┌─ Records for processing
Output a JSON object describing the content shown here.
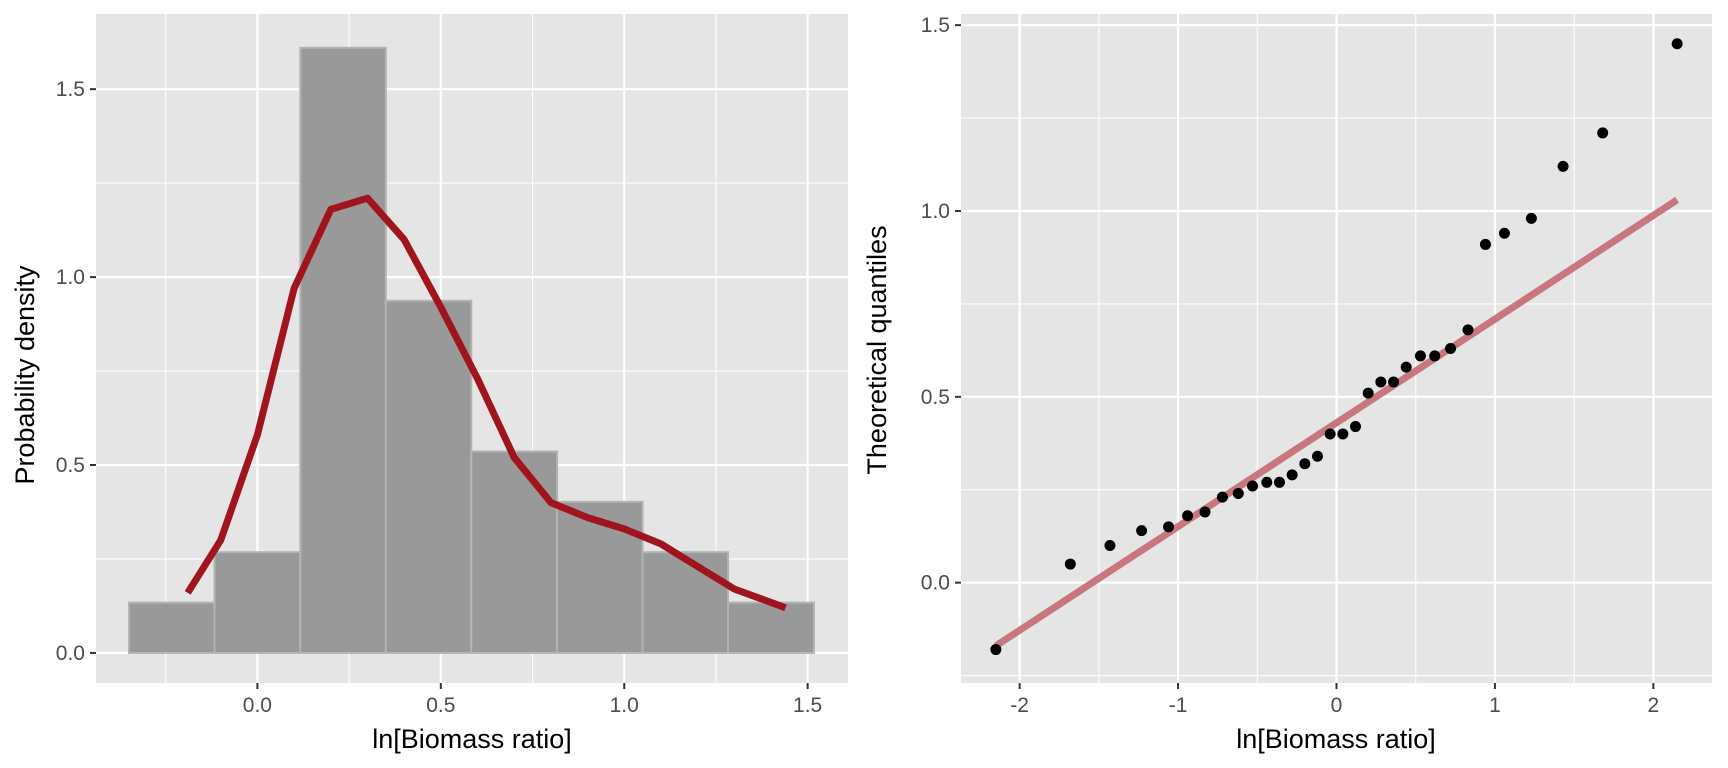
{
  "chart_data": [
    {
      "type": "bar",
      "subtype": "histogram-with-density",
      "xlabel": "ln[Biomass ratio]",
      "ylabel": "Probability density",
      "xlim": [
        -0.44,
        1.61
      ],
      "ylim": [
        -0.08,
        1.7
      ],
      "x_ticks": [
        "0.0",
        "0.5",
        "1.0",
        "1.5"
      ],
      "y_ticks": [
        "0.0",
        "0.5",
        "1.0",
        "1.5"
      ],
      "grid": true,
      "bins": [
        {
          "x0": -0.35,
          "x1": -0.117,
          "density": 0.134
        },
        {
          "x0": -0.117,
          "x1": 0.117,
          "density": 0.268
        },
        {
          "x0": 0.117,
          "x1": 0.35,
          "density": 1.61
        },
        {
          "x0": 0.35,
          "x1": 0.583,
          "density": 0.937
        },
        {
          "x0": 0.583,
          "x1": 0.817,
          "density": 0.536
        },
        {
          "x0": 0.817,
          "x1": 1.05,
          "density": 0.402
        },
        {
          "x0": 1.05,
          "x1": 1.283,
          "density": 0.268
        },
        {
          "x0": 1.283,
          "x1": 1.517,
          "density": 0.134
        }
      ],
      "density_curve": {
        "x": [
          -0.19,
          -0.1,
          0.0,
          0.1,
          0.2,
          0.3,
          0.4,
          0.5,
          0.6,
          0.7,
          0.8,
          0.9,
          1.0,
          1.1,
          1.2,
          1.3,
          1.44
        ],
        "y": [
          0.16,
          0.3,
          0.58,
          0.97,
          1.18,
          1.21,
          1.1,
          0.92,
          0.73,
          0.52,
          0.4,
          0.36,
          0.33,
          0.29,
          0.23,
          0.17,
          0.12
        ]
      },
      "colors": {
        "bar_fill": "#999999",
        "bar_edge": "#b3b3b3",
        "curve": "#a0141e"
      }
    },
    {
      "type": "scatter",
      "subtype": "qq-plot",
      "xlabel": "ln[Biomass ratio]",
      "ylabel": "Theoretical quantiles",
      "xlim": [
        -2.37,
        2.37
      ],
      "ylim": [
        -0.27,
        1.53
      ],
      "x_ticks": [
        "-2",
        "-1",
        "0",
        "1",
        "2"
      ],
      "y_ticks": [
        "0.0",
        "0.5",
        "1.0",
        "1.5"
      ],
      "grid": true,
      "points": {
        "x": [
          -2.15,
          -1.68,
          -1.43,
          -1.23,
          -1.06,
          -0.94,
          -0.83,
          -0.72,
          -0.62,
          -0.53,
          -0.44,
          -0.36,
          -0.28,
          -0.2,
          -0.12,
          -0.04,
          0.04,
          0.12,
          0.2,
          0.28,
          0.36,
          0.44,
          0.53,
          0.62,
          0.72,
          0.83,
          0.94,
          1.06,
          1.23,
          1.43,
          1.68,
          2.15
        ],
        "y": [
          -0.18,
          0.05,
          0.1,
          0.14,
          0.15,
          0.18,
          0.19,
          0.23,
          0.24,
          0.26,
          0.27,
          0.27,
          0.29,
          0.32,
          0.34,
          0.4,
          0.4,
          0.42,
          0.51,
          0.54,
          0.54,
          0.58,
          0.61,
          0.61,
          0.63,
          0.68,
          0.91,
          0.94,
          0.98,
          1.12,
          1.21,
          1.45
        ]
      },
      "reference_line": {
        "x": [
          -2.15,
          2.15
        ],
        "y": [
          -0.17,
          1.03
        ]
      },
      "colors": {
        "points": "#000000",
        "line": "#c7777d"
      }
    }
  ]
}
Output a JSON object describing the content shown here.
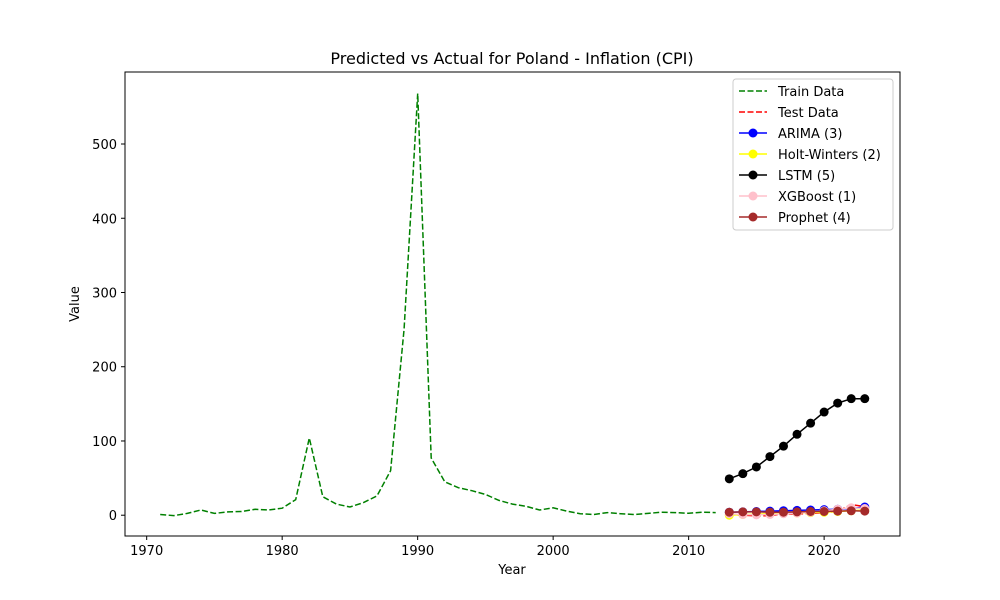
{
  "chart_data": {
    "type": "line",
    "title": "Predicted vs Actual for Poland - Inflation (CPI)",
    "xlabel": "Year",
    "ylabel": "Value",
    "xlim": [
      1968.4,
      2025.6
    ],
    "ylim": [
      -28,
      597
    ],
    "xticks": [
      1970,
      1980,
      1990,
      2000,
      2010,
      2020
    ],
    "yticks": [
      0,
      100,
      200,
      300,
      400,
      500
    ],
    "legend_position": "upper-right",
    "grid": false,
    "series": [
      {
        "name": "Train Data",
        "color": "#008000",
        "style": "dashed",
        "marker": "none",
        "x": [
          1971,
          1972,
          1973,
          1974,
          1975,
          1976,
          1977,
          1978,
          1979,
          1980,
          1981,
          1982,
          1983,
          1984,
          1985,
          1986,
          1987,
          1988,
          1989,
          1990,
          1991,
          1992,
          1993,
          1994,
          1995,
          1996,
          1997,
          1998,
          1999,
          2000,
          2001,
          2002,
          2003,
          2004,
          2005,
          2006,
          2007,
          2008,
          2009,
          2010,
          2011,
          2012
        ],
        "y": [
          1,
          -0.5,
          2.5,
          7,
          2.5,
          4.5,
          5,
          8,
          7,
          9.5,
          21,
          104,
          25,
          15,
          11,
          17,
          26,
          60,
          251,
          568,
          77,
          45,
          37,
          33,
          28,
          20,
          15,
          12,
          7,
          10,
          5.5,
          2,
          1,
          3.5,
          2,
          1,
          2.5,
          4,
          3.5,
          2.6,
          4,
          3.5
        ]
      },
      {
        "name": "Test Data",
        "color": "#ff0000",
        "style": "dashed",
        "marker": "none",
        "x": [
          2013,
          2014,
          2015,
          2016,
          2017,
          2018,
          2019,
          2020,
          2021,
          2022,
          2023
        ],
        "y": [
          0.9,
          0,
          -0.9,
          -0.6,
          2,
          1.6,
          2.3,
          3.4,
          5.1,
          14.4,
          11.4
        ]
      },
      {
        "name": "ARIMA (3)",
        "color": "#0000ff",
        "style": "solid",
        "marker": "circle",
        "x": [
          2013,
          2014,
          2015,
          2016,
          2017,
          2018,
          2019,
          2020,
          2021,
          2022,
          2023
        ],
        "y": [
          4,
          4.5,
          5,
          5.5,
          6,
          6.5,
          7,
          7.5,
          8,
          9,
          11
        ]
      },
      {
        "name": "Holt-Winters (2)",
        "color": "#ffff00",
        "style": "solid",
        "marker": "circle",
        "x": [
          2013,
          2014,
          2015,
          2016,
          2017,
          2018,
          2019,
          2020,
          2021,
          2022,
          2023
        ],
        "y": [
          0,
          1,
          1.5,
          2,
          2.5,
          3,
          3.5,
          4,
          5,
          6,
          7
        ]
      },
      {
        "name": "LSTM (5)",
        "color": "#000000",
        "style": "solid",
        "marker": "circle",
        "x": [
          2013,
          2014,
          2015,
          2016,
          2017,
          2018,
          2019,
          2020,
          2021,
          2022,
          2023
        ],
        "y": [
          49,
          56,
          65,
          79,
          93,
          109,
          124,
          139,
          151,
          157,
          157
        ]
      },
      {
        "name": "XGBoost (1)",
        "color": "#ffc0cb",
        "style": "solid",
        "marker": "circle",
        "x": [
          2013,
          2014,
          2015,
          2016,
          2017,
          2018,
          2019,
          2020,
          2021,
          2022,
          2023
        ],
        "y": [
          2,
          1,
          0.5,
          1,
          2,
          3,
          4,
          6,
          8,
          10,
          9
        ]
      },
      {
        "name": "Prophet (4)",
        "color": "#a52a2a",
        "style": "solid",
        "marker": "circle",
        "x": [
          2013,
          2014,
          2015,
          2016,
          2017,
          2018,
          2019,
          2020,
          2021,
          2022,
          2023
        ],
        "y": [
          4,
          4.5,
          4.5,
          4,
          4,
          4.5,
          5,
          5,
          5.5,
          6,
          5.5
        ]
      }
    ]
  }
}
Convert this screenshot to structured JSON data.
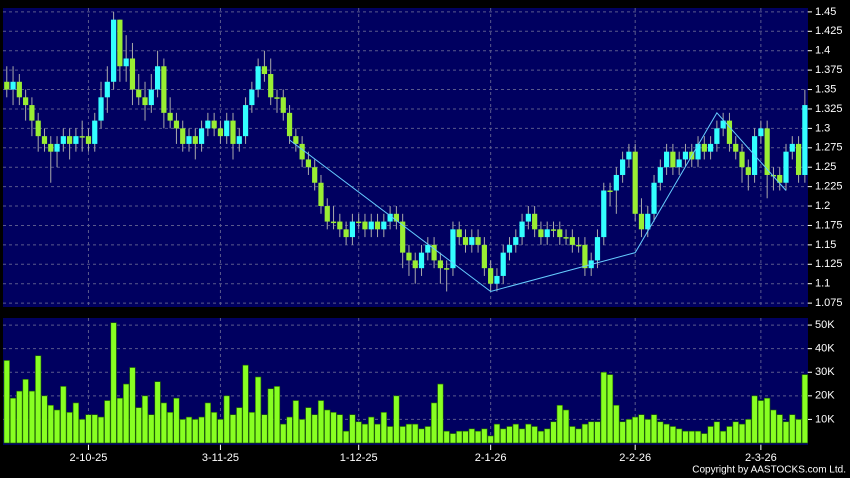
└─
Problem requirements → Print out the whole of the material word for word, without pictures.

Task output →
Output a JSON object describing the content shown here.
{
  "chart_data": [
    {
      "type": "bar",
      "subtype": "histogram-with-density",
      "xlabel": "ln[Biomass ratio]",
      "ylabel": "Probability density",
      "xlim": [
        -0.44,
        1.61
      ],
      "ylim": [
        -0.08,
        1.7
      ],
      "x_ticks": [
        "0.0",
        "0.5",
        "1.0",
        "1.5"
      ],
      "y_ticks": [
        "0.0",
        "0.5",
        "1.0",
        "1.5"
      ],
      "grid": true,
      "bins": [
        {
          "x0": -0.35,
          "x1": -0.117,
          "density": 0.134
        },
        {
          "x0": -0.117,
          "x1": 0.117,
          "density": 0.268
        },
        {
          "x0": 0.117,
          "x1": 0.35,
          "density": 1.61
        },
        {
          "x0": 0.35,
          "x1": 0.583,
          "density": 0.937
        },
        {
          "x0": 0.583,
          "x1": 0.817,
          "density": 0.536
        },
        {
          "x0": 0.817,
          "x1": 1.05,
          "density": 0.402
        },
        {
          "x0": 1.05,
          "x1": 1.283,
          "density": 0.268
        },
        {
          "x0": 1.283,
          "x1": 1.517,
          "density": 0.134
        }
      ],
      "density_curve": {
        "x": [
          -0.19,
          -0.1,
          0.0,
          0.1,
          0.2,
          0.3,
          0.4,
          0.5,
          0.6,
          0.7,
          0.8,
          0.9,
          1.0,
          1.1,
          1.2,
          1.3,
          1.44
        ],
        "y": [
          0.16,
          0.3,
          0.58,
          0.97,
          1.18,
          1.21,
          1.1,
          0.92,
          0.73,
          0.52,
          0.4,
          0.36,
          0.33,
          0.29,
          0.23,
          0.17,
          0.12
        ]
      },
      "colors": {
        "bar_fill": "#999999",
        "bar_edge": "#b3b3b3",
        "curve": "#a0141e"
      }
    },
    {
      "type": "scatter",
      "subtype": "qq-plot",
      "xlabel": "ln[Biomass ratio]",
      "ylabel": "Theoretical quantiles",
      "xlim": [
        -2.37,
        2.37
      ],
      "ylim": [
        -0.27,
        1.53
      ],
      "x_ticks": [
        "-2",
        "-1",
        "0",
        "1",
        "2"
      ],
      "y_ticks": [
        "0.0",
        "0.5",
        "1.0",
        "1.5"
      ],
      "grid": true,
      "points": {
        "x": [
          -2.15,
          -1.68,
          -1.43,
          -1.23,
          -1.06,
          -0.94,
          -0.83,
          -0.72,
          -0.62,
          -0.53,
          -0.44,
          -0.36,
          -0.28,
          -0.2,
          -0.12,
          -0.04,
          0.04,
          0.12,
          0.2,
          0.28,
          0.36,
          0.44,
          0.53,
          0.62,
          0.72,
          0.83,
          0.94,
          1.06,
          1.23,
          1.43,
          1.68,
          2.15
        ],
        "y": [
          -0.18,
          0.05,
          0.1,
          0.14,
          0.15,
          0.18,
          0.19,
          0.23,
          0.24,
          0.26,
          0.27,
          0.27,
          0.29,
          0.32,
          0.34,
          0.4,
          0.4,
          0.42,
          0.51,
          0.54,
          0.54,
          0.58,
          0.61,
          0.61,
          0.63,
          0.68,
          0.91,
          0.94,
          0.98,
          1.12,
          1.21,
          1.45
        ]
      },
      "reference_line": {
        "x": [
          -2.15,
          2.15
        ],
        "y": [
          -0.17,
          1.03
        ]
      },
      "colors": {
        "points": "#000000",
        "line": "#c7777d"
      }
    }
  ]
}
Output a JSON object describing the content shown here.
{
  "chart_data": {
    "type": "line",
    "title": "Predicted vs Actual for Poland - Inflation (CPI)",
    "xlabel": "Year",
    "ylabel": "Value",
    "xlim": [
      1968.4,
      2025.6
    ],
    "ylim": [
      -28,
      597
    ],
    "xticks": [
      1970,
      1980,
      1990,
      2000,
      2010,
      2020
    ],
    "yticks": [
      0,
      100,
      200,
      300,
      400,
      500
    ],
    "legend_position": "upper-right",
    "grid": false,
    "series": [
      {
        "name": "Train Data",
        "color": "#008000",
        "style": "dashed",
        "marker": "none",
        "x": [
          1971,
          1972,
          1973,
          1974,
          1975,
          1976,
          1977,
          1978,
          1979,
          1980,
          1981,
          1982,
          1983,
          1984,
          1985,
          1986,
          1987,
          1988,
          1989,
          1990,
          1991,
          1992,
          1993,
          1994,
          1995,
          1996,
          1997,
          1998,
          1999,
          2000,
          2001,
          2002,
          2003,
          2004,
          2005,
          2006,
          2007,
          2008,
          2009,
          2010,
          2011,
          2012
        ],
        "y": [
          1,
          -0.5,
          2.5,
          7,
          2.5,
          4.5,
          5,
          8,
          7,
          9.5,
          21,
          104,
          25,
          15,
          11,
          17,
          26,
          60,
          251,
          568,
          77,
          45,
          37,
          33,
          28,
          20,
          15,
          12,
          7,
          10,
          5.5,
          2,
          1,
          3.5,
          2,
          1,
          2.5,
          4,
          3.5,
          2.6,
          4,
          3.5
        ]
      },
      {
        "name": "Test Data",
        "color": "#ff0000",
        "style": "dashed",
        "marker": "none",
        "x": [
          2013,
          2014,
          2015,
          2016,
          2017,
          2018,
          2019,
          2020,
          2021,
          2022,
          2023
        ],
        "y": [
          0.9,
          0,
          -0.9,
          -0.6,
          2,
          1.6,
          2.3,
          3.4,
          5.1,
          14.4,
          11.4
        ]
      },
      {
        "name": "ARIMA (3)",
        "color": "#0000ff",
        "style": "solid",
        "marker": "circle",
        "x": [
          2013,
          2014,
          2015,
          2016,
          2017,
          2018,
          2019,
          2020,
          2021,
          2022,
          2023
        ],
        "y": [
          4,
          4.5,
          5,
          5.5,
          6,
          6.5,
          7,
          7.5,
          8,
          9,
          11
        ]
      },
      {
        "name": "Holt-Winters (2)",
        "color": "#ffff00",
        "style": "solid",
        "marker": "circle",
        "x": [
          2013,
          2014,
          2015,
          2016,
          2017,
          2018,
          2019,
          2020,
          2021,
          2022,
          2023
        ],
        "y": [
          0,
          1,
          1.5,
          2,
          2.5,
          3,
          3.5,
          4,
          5,
          6,
          7
        ]
      },
      {
        "name": "LSTM (5)",
        "color": "#000000",
        "style": "solid",
        "marker": "circle",
        "x": [
          2013,
          2014,
          2015,
          2016,
          2017,
          2018,
          2019,
          2020,
          2021,
          2022,
          2023
        ],
        "y": [
          49,
          56,
          65,
          79,
          93,
          109,
          124,
          139,
          151,
          157,
          157
        ]
      },
      {
        "name": "XGBoost (1)",
        "color": "#ffc0cb",
        "style": "solid",
        "marker": "circle",
        "x": [
          2013,
          2014,
          2015,
          2016,
          2017,
          2018,
          2019,
          2020,
          2021,
          2022,
          2023
        ],
        "y": [
          2,
          1,
          0.5,
          1,
          2,
          3,
          4,
          6,
          8,
          10,
          9
        ]
      },
      {
        "name": "Prophet (4)",
        "color": "#a52a2a",
        "style": "solid",
        "marker": "circle",
        "x": [
          2013,
          2014,
          2015,
          2016,
          2017,
          2018,
          2019,
          2020,
          2021,
          2022,
          2023
        ],
        "y": [
          4,
          4.5,
          4.5,
          4,
          4,
          4.5,
          5,
          5,
          5.5,
          6,
          5.5
        ]
      }
    ]
  }
}
Convert this screenshot to structured JSON data.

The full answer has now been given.